**Written instruction**
Leave out the pictures and repeat everything else in the records exactly.

────────────────────────────────────────

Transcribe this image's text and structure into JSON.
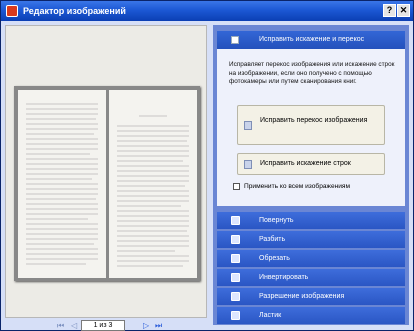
{
  "window": {
    "title": "Редактор изображений",
    "help_label": "?",
    "close_label": "✕"
  },
  "pager": {
    "first": "⏮",
    "prev": "◁",
    "page_label": "1 из 3",
    "next": "▷",
    "last": "⏭"
  },
  "panel": {
    "section_title": "Исправить искажение и перекос",
    "description": "Исправляет перекос изображения или искажение строк на изображении, если оно получено с помощью фотокамеры или путем сканирования книг.",
    "btn_fix_skew": "Исправить перекос изображения",
    "btn_fix_lines": "Исправить искажение строк",
    "apply_all": "Применить ко всем изображениям",
    "tools": [
      {
        "label": "Повернуть"
      },
      {
        "label": "Разбить"
      },
      {
        "label": "Обрезать"
      },
      {
        "label": "Инвертировать"
      },
      {
        "label": "Разрешение изображения"
      },
      {
        "label": "Ластик"
      }
    ]
  }
}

────────────────────────────────────────

**Full answer**
Transcribe this image's text and structure into JSON.
{
  "window": {
    "title": "Редактор изображений",
    "help_label": "?",
    "close_label": "✕"
  },
  "pager": {
    "first": "⏮",
    "prev": "◁",
    "page_label": "1 из 3",
    "next": "▷",
    "last": "⏭"
  },
  "panel": {
    "section_title": "Исправить искажение и перекос",
    "description": "Исправляет перекос изображения или искажение строк на изображении, если оно получено с помощью фотокамеры или путем сканирования книг.",
    "btn_fix_skew": "Исправить перекос изображения",
    "btn_fix_lines": "Исправить искажение строк",
    "apply_all": "Применить ко всем изображениям",
    "tools": [
      {
        "label": "Повернуть"
      },
      {
        "label": "Разбить"
      },
      {
        "label": "Обрезать"
      },
      {
        "label": "Инвертировать"
      },
      {
        "label": "Разрешение изображения"
      },
      {
        "label": "Ластик"
      }
    ]
  }
}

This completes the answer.